- **The request**:
Write out each line word for word. Drop pictures.

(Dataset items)

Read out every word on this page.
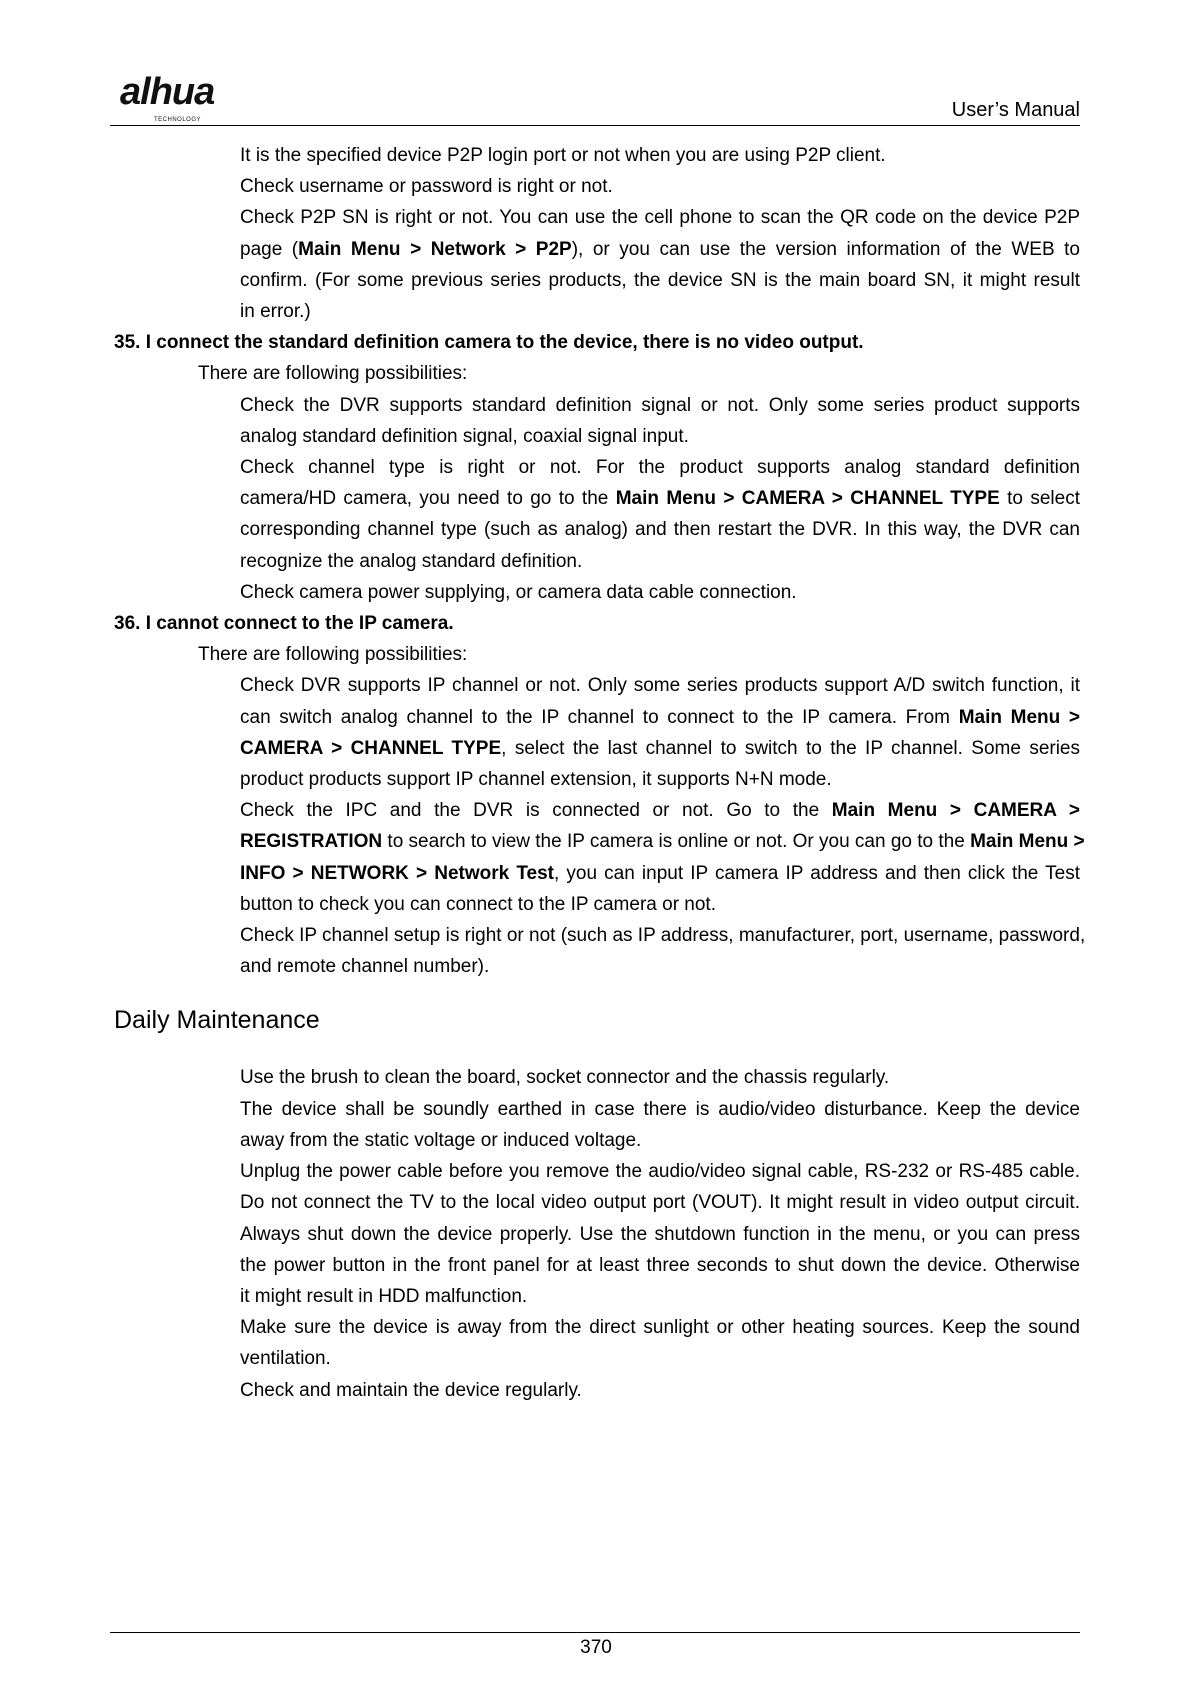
alhua
TECHNOLOGY	User’s Manual
It is the specified device P2P login port or not when you are using P2P client.
Check username or password is right or not.
Check P2P SN is right or not. You can use the cell phone to scan the QR code on the device P2P
page (Main Menu > Network > P2P), or you can use the version information of the WEB to
confirm. (For some previous series products, the device SN is the main board SN, it might result
in error.)
35. I connect the standard definition camera to the device, there is no video output.
There are following possibilities:
Check the DVR supports standard definition signal or not. Only some series product supports
analog standard definition signal, coaxial signal input.
Check channel type is right or not. For the product supports analog standard definition
camera/HD camera, you need to go to the Main Menu > CAMERA > CHANNEL TYPE to select
corresponding channel type (such as analog) and then restart the DVR. In this way, the DVR can
recognize the analog standard definition.
Check camera power supplying, or camera data cable connection.
36. I cannot connect to the IP camera.
There are following possibilities:
Check DVR supports IP channel or not. Only some series products support A/D switch function, it
can switch analog channel to the IP channel to connect to the IP camera. From Main Menu >
CAMERA > CHANNEL TYPE, select the last channel to switch to the IP channel. Some series
product products support IP channel extension, it supports N+N mode.
Check the IPC and the DVR is connected or not. Go to the Main Menu > CAMERA >
REGISTRATION to search to view the IP camera is online or not. Or you can go to the Main Menu >
INFO > NETWORK > Network Test, you can input IP camera IP address and then click the Test
button to check you can connect to the IP camera or not.
Check IP channel setup is right or not (such as IP address, manufacturer, port, username, password,
and remote channel number).
Daily Maintenance
Use the brush to clean the board, socket connector and the chassis regularly.
The device shall be soundly earthed in case there is audio/video disturbance. Keep the device
away from the static voltage or induced voltage.
Unplug the power cable before you remove the audio/video signal cable, RS-232 or RS-485 cable.
Do not connect the TV to the local video output port (VOUT). It might result in video output circuit.
Always shut down the device properly. Use the shutdown function in the menu, or you can press
the power button in the front panel for at least three seconds to shut down the device. Otherwise
it might result in HDD malfunction.
Make sure the device is away from the direct sunlight or other heating sources. Keep the sound
ventilation.
Check and maintain the device regularly.
370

- **Exercise response**:
Read out every word on this page.
alhua
TECHNOLOGY	User’s Manual
It is the specified device P2P login port or not when you are using P2P client.
Check username or password is right or not.
Check P2P SN is right or not. You can use the cell phone to scan the QR code on the device P2P
page (Main Menu > Network > P2P), or you can use the version information of the WEB to
confirm. (For some previous series products, the device SN is the main board SN, it might result
in error.)
35. I connect the standard definition camera to the device, there is no video output.
There are following possibilities:
Check the DVR supports standard definition signal or not. Only some series product supports
analog standard definition signal, coaxial signal input.
Check channel type is right or not. For the product supports analog standard definition
camera/HD camera, you need to go to the Main Menu > CAMERA > CHANNEL TYPE to select
corresponding channel type (such as analog) and then restart the DVR. In this way, the DVR can
recognize the analog standard definition.
Check camera power supplying, or camera data cable connection.
36. I cannot connect to the IP camera.
There are following possibilities:
Check DVR supports IP channel or not. Only some series products support A/D switch function, it
can switch analog channel to the IP channel to connect to the IP camera. From Main Menu >
CAMERA > CHANNEL TYPE, select the last channel to switch to the IP channel. Some series
product products support IP channel extension, it supports N+N mode.
Check the IPC and the DVR is connected or not. Go to the Main Menu > CAMERA >
REGISTRATION to search to view the IP camera is online or not. Or you can go to the Main Menu >
INFO > NETWORK > Network Test, you can input IP camera IP address and then click the Test
button to check you can connect to the IP camera or not.
Check IP channel setup is right or not (such as IP address, manufacturer, port, username, password,
and remote channel number).
Daily Maintenance
Use the brush to clean the board, socket connector and the chassis regularly.
The device shall be soundly earthed in case there is audio/video disturbance. Keep the device
away from the static voltage or induced voltage.
Unplug the power cable before you remove the audio/video signal cable, RS-232 or RS-485 cable.
Do not connect the TV to the local video output port (VOUT). It might result in video output circuit.
Always shut down the device properly. Use the shutdown function in the menu, or you can press
the power button in the front panel for at least three seconds to shut down the device. Otherwise
it might result in HDD malfunction.
Make sure the device is away from the direct sunlight or other heating sources. Keep the sound
ventilation.
Check and maintain the device regularly.
370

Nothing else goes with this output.